— Begin —

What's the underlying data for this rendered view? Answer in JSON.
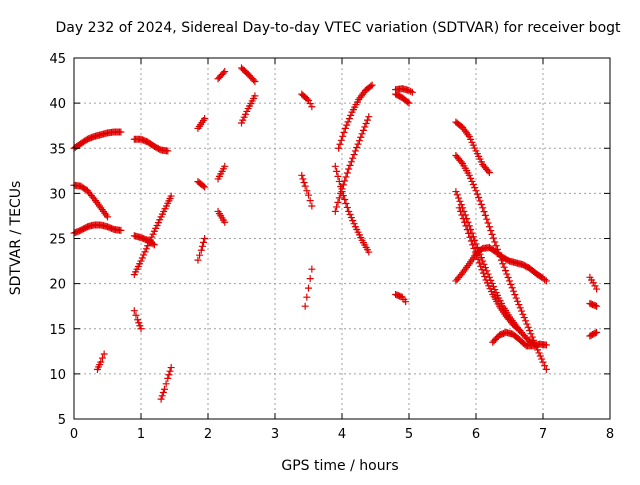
{
  "chart_data": {
    "type": "scatter",
    "title": "Day 232 of 2024, Sidereal Day-to-day VTEC variation (SDTVAR) for receiver bogt",
    "xlabel": "GPS time / hours",
    "ylabel": "SDTVAR / TECUs",
    "xlim": [
      0,
      8
    ],
    "ylim": [
      5,
      45
    ],
    "xticks": [
      "0",
      "1",
      "2",
      "3",
      "4",
      "5",
      "6",
      "7",
      "8"
    ],
    "yticks": [
      "5",
      "10",
      "15",
      "20",
      "25",
      "30",
      "35",
      "40",
      "45"
    ],
    "grid": true,
    "marker": "plus",
    "color": "#e00000",
    "tracks": [
      {
        "x": [
          0.0,
          0.1,
          0.2,
          0.3,
          0.4,
          0.5,
          0.6,
          0.7
        ],
        "y": [
          35.0,
          35.5,
          36.0,
          36.3,
          36.5,
          36.7,
          36.8,
          36.8
        ]
      },
      {
        "x": [
          0.0,
          0.1,
          0.2,
          0.3,
          0.4,
          0.5
        ],
        "y": [
          30.9,
          30.8,
          30.3,
          29.4,
          28.4,
          27.4
        ]
      },
      {
        "x": [
          0.0,
          0.1,
          0.2,
          0.3,
          0.4,
          0.5,
          0.6,
          0.7
        ],
        "y": [
          25.6,
          25.9,
          26.3,
          26.5,
          26.5,
          26.3,
          26.0,
          25.9
        ]
      },
      {
        "x": [
          0.35,
          0.4,
          0.45
        ],
        "y": [
          10.5,
          11.3,
          12.2
        ]
      },
      {
        "x": [
          0.9,
          1.0,
          1.1,
          1.2,
          1.3,
          1.4
        ],
        "y": [
          36.0,
          36.0,
          35.7,
          35.2,
          34.8,
          34.7
        ]
      },
      {
        "x": [
          0.9,
          1.0,
          1.1,
          1.2
        ],
        "y": [
          25.3,
          25.1,
          24.8,
          24.3
        ]
      },
      {
        "x": [
          0.9,
          1.0,
          1.1,
          1.2,
          1.3,
          1.4,
          1.45
        ],
        "y": [
          21.0,
          22.5,
          24.2,
          25.8,
          27.4,
          28.9,
          29.7
        ]
      },
      {
        "x": [
          0.9,
          0.95,
          1.0
        ],
        "y": [
          17.0,
          16.0,
          15.0
        ]
      },
      {
        "x": [
          1.3,
          1.35,
          1.4,
          1.45
        ],
        "y": [
          7.2,
          8.3,
          9.5,
          10.7
        ]
      },
      {
        "x": [
          1.85,
          1.95
        ],
        "y": [
          37.2,
          38.3
        ]
      },
      {
        "x": [
          1.85,
          1.95
        ],
        "y": [
          31.3,
          30.7
        ]
      },
      {
        "x": [
          1.85,
          1.9,
          1.95
        ],
        "y": [
          22.6,
          23.7,
          25.0
        ]
      },
      {
        "x": [
          2.15,
          2.25
        ],
        "y": [
          42.7,
          43.5
        ]
      },
      {
        "x": [
          2.15,
          2.25
        ],
        "y": [
          31.6,
          33.0
        ]
      },
      {
        "x": [
          2.15,
          2.25
        ],
        "y": [
          28.0,
          26.8
        ]
      },
      {
        "x": [
          2.5,
          2.6,
          2.7
        ],
        "y": [
          43.9,
          43.2,
          42.4
        ]
      },
      {
        "x": [
          2.5,
          2.6,
          2.7
        ],
        "y": [
          37.8,
          39.4,
          40.8
        ]
      },
      {
        "x": [
          3.4,
          3.5,
          3.55
        ],
        "y": [
          41.0,
          40.3,
          39.6
        ]
      },
      {
        "x": [
          3.4,
          3.45,
          3.5,
          3.55
        ],
        "y": [
          32.0,
          30.8,
          29.8,
          28.6
        ]
      },
      {
        "x": [
          3.45,
          3.5,
          3.55
        ],
        "y": [
          17.5,
          19.5,
          21.6
        ]
      },
      {
        "x": [
          3.9,
          4.0,
          4.1,
          4.2,
          4.3,
          4.4
        ],
        "y": [
          33.0,
          30.2,
          28.0,
          26.3,
          24.8,
          23.5
        ]
      },
      {
        "x": [
          3.9,
          4.0,
          4.1,
          4.2,
          4.3,
          4.4
        ],
        "y": [
          28.0,
          30.5,
          32.7,
          34.7,
          36.6,
          38.5
        ]
      },
      {
        "x": [
          3.95,
          4.05,
          4.15,
          4.25,
          4.35,
          4.45
        ],
        "y": [
          35.0,
          37.2,
          39.0,
          40.4,
          41.4,
          42.0
        ]
      },
      {
        "x": [
          4.8,
          4.9,
          5.0,
          5.05
        ],
        "y": [
          41.5,
          41.6,
          41.4,
          41.2
        ]
      },
      {
        "x": [
          4.8,
          4.9,
          5.0
        ],
        "y": [
          41.0,
          40.6,
          40.0
        ]
      },
      {
        "x": [
          4.8,
          4.9,
          4.95
        ],
        "y": [
          18.8,
          18.5,
          18.0
        ]
      },
      {
        "x": [
          5.7,
          5.8,
          5.9,
          6.0,
          6.1,
          6.2
        ],
        "y": [
          37.9,
          37.3,
          36.3,
          34.7,
          33.2,
          32.3
        ]
      },
      {
        "x": [
          5.7,
          5.8,
          5.9,
          6.0,
          6.1,
          6.2,
          6.3,
          6.4,
          6.5,
          6.6,
          6.7,
          6.8,
          6.9,
          7.0,
          7.05
        ],
        "y": [
          34.2,
          33.3,
          32.0,
          30.3,
          28.4,
          26.3,
          24.2,
          22.2,
          20.3,
          18.4,
          16.6,
          14.8,
          13.0,
          11.3,
          10.5
        ]
      },
      {
        "x": [
          5.7,
          5.8,
          5.9,
          6.0,
          6.1,
          6.2,
          6.3,
          6.4,
          6.5,
          6.6,
          6.7,
          6.8,
          6.9
        ],
        "y": [
          30.2,
          28.4,
          26.4,
          24.4,
          22.5,
          20.7,
          19.0,
          17.5,
          16.3,
          15.3,
          14.4,
          13.6,
          13.2
        ]
      },
      {
        "x": [
          5.75,
          5.85,
          5.95,
          6.05,
          6.15,
          6.25,
          6.35,
          6.45,
          6.55,
          6.65
        ],
        "y": [
          28.4,
          26.4,
          24.3,
          22.3,
          20.4,
          18.8,
          17.5,
          16.4,
          15.5,
          14.8
        ]
      },
      {
        "x": [
          5.7,
          5.8,
          5.9,
          6.0,
          6.1,
          6.2,
          6.3,
          6.4,
          6.5,
          6.6,
          6.7,
          6.8,
          6.9,
          7.0,
          7.05
        ],
        "y": [
          20.3,
          21.2,
          22.2,
          23.3,
          23.9,
          24.0,
          23.5,
          22.9,
          22.5,
          22.3,
          22.1,
          21.7,
          21.1,
          20.6,
          20.3
        ]
      },
      {
        "x": [
          6.25,
          6.35,
          6.45,
          6.55,
          6.65,
          6.75,
          6.85,
          6.95,
          7.05
        ],
        "y": [
          13.5,
          14.3,
          14.6,
          14.4,
          13.8,
          13.1,
          13.1,
          13.3,
          13.2
        ]
      },
      {
        "x": [
          7.7,
          7.75,
          7.8
        ],
        "y": [
          20.7,
          20.1,
          19.4
        ]
      },
      {
        "x": [
          7.7,
          7.8
        ],
        "y": [
          17.8,
          17.5
        ]
      },
      {
        "x": [
          7.7,
          7.8
        ],
        "y": [
          14.2,
          14.6
        ]
      }
    ]
  }
}
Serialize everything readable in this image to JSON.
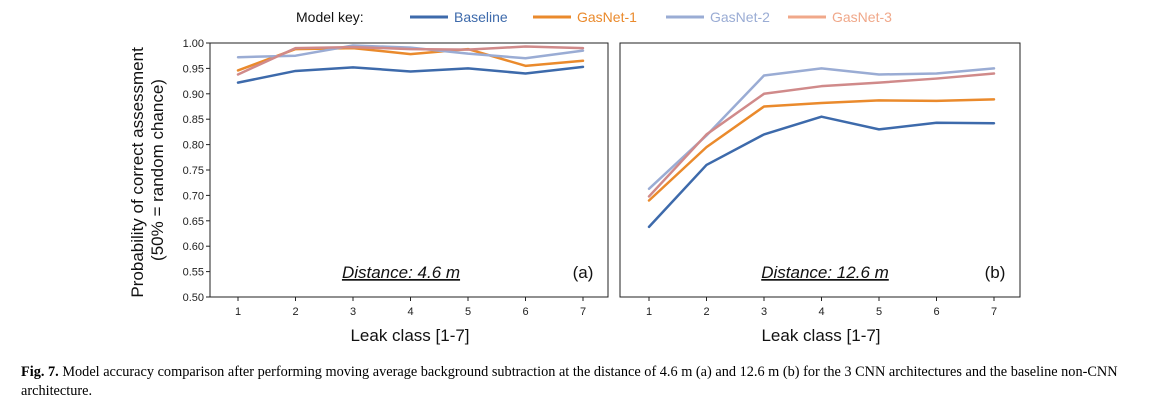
{
  "legend": {
    "title": "Model key:",
    "entries": [
      {
        "name": "Baseline",
        "color": "#3d6aab"
      },
      {
        "name": "GasNet-1",
        "color": "#ea8a2c"
      },
      {
        "name": "GasNet-2",
        "color": "#9aacd4"
      },
      {
        "name": "GasNet-3",
        "color": "#f0a88a"
      }
    ]
  },
  "caption": {
    "label": "Fig. 7.",
    "text": "Model accuracy comparison after performing moving average background subtraction at the distance of 4.6 m (a) and 12.6 m (b) for the 3 CNN architectures and the baseline non-CNN architecture."
  },
  "chart_data": [
    {
      "type": "line",
      "panel": "(a)",
      "annotation": "Distance: 4.6 m",
      "xlabel": "Leak class [1-7]",
      "ylabel": "Probability of correct assessment (50% = random chance)",
      "x": [
        1,
        2,
        3,
        4,
        5,
        6,
        7
      ],
      "ylim": [
        0.5,
        1.0
      ],
      "yticks": [
        "0.50",
        "0.55",
        "0.60",
        "0.65",
        "0.70",
        "0.75",
        "0.80",
        "0.85",
        "0.90",
        "0.95",
        "1.00"
      ],
      "grid": false,
      "series": [
        {
          "name": "Baseline",
          "color": "#3d6aab",
          "values": [
            0.922,
            0.945,
            0.952,
            0.944,
            0.95,
            0.94,
            0.953
          ]
        },
        {
          "name": "GasNet-1",
          "color": "#ea8a2c",
          "values": [
            0.946,
            0.988,
            0.99,
            0.978,
            0.988,
            0.955,
            0.965
          ]
        },
        {
          "name": "GasNet-2",
          "color": "#9aacd4",
          "values": [
            0.972,
            0.975,
            0.995,
            0.991,
            0.979,
            0.97,
            0.985
          ]
        },
        {
          "name": "GasNet-3",
          "color": "#d08a8a",
          "values": [
            0.938,
            0.99,
            0.992,
            0.988,
            0.987,
            0.993,
            0.99
          ]
        }
      ]
    },
    {
      "type": "line",
      "panel": "(b)",
      "annotation": "Distance: 12.6 m",
      "xlabel": "Leak class [1-7]",
      "ylabel": "",
      "x": [
        1,
        2,
        3,
        4,
        5,
        6,
        7
      ],
      "ylim": [
        0.5,
        1.0
      ],
      "grid": false,
      "series": [
        {
          "name": "Baseline",
          "color": "#3d6aab",
          "values": [
            0.638,
            0.76,
            0.82,
            0.855,
            0.83,
            0.843,
            0.842
          ]
        },
        {
          "name": "GasNet-1",
          "color": "#ea8a2c",
          "values": [
            0.69,
            0.795,
            0.875,
            0.882,
            0.887,
            0.886,
            0.889
          ]
        },
        {
          "name": "GasNet-2",
          "color": "#9aacd4",
          "values": [
            0.713,
            0.818,
            0.936,
            0.95,
            0.938,
            0.94,
            0.95
          ]
        },
        {
          "name": "GasNet-3",
          "color": "#d08a8a",
          "values": [
            0.698,
            0.82,
            0.9,
            0.915,
            0.922,
            0.93,
            0.94
          ]
        }
      ]
    }
  ]
}
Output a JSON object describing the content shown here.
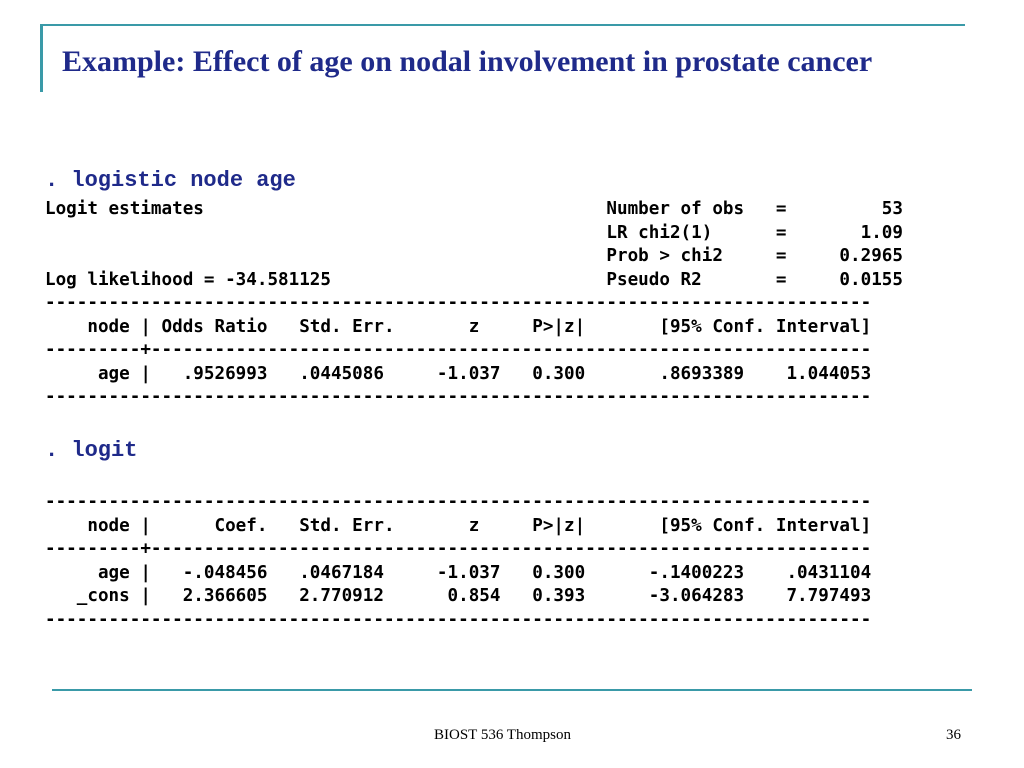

— End —

Given problem:
Report how many lines in the data include the word "this", and give nothing but the count.

Solution below:
2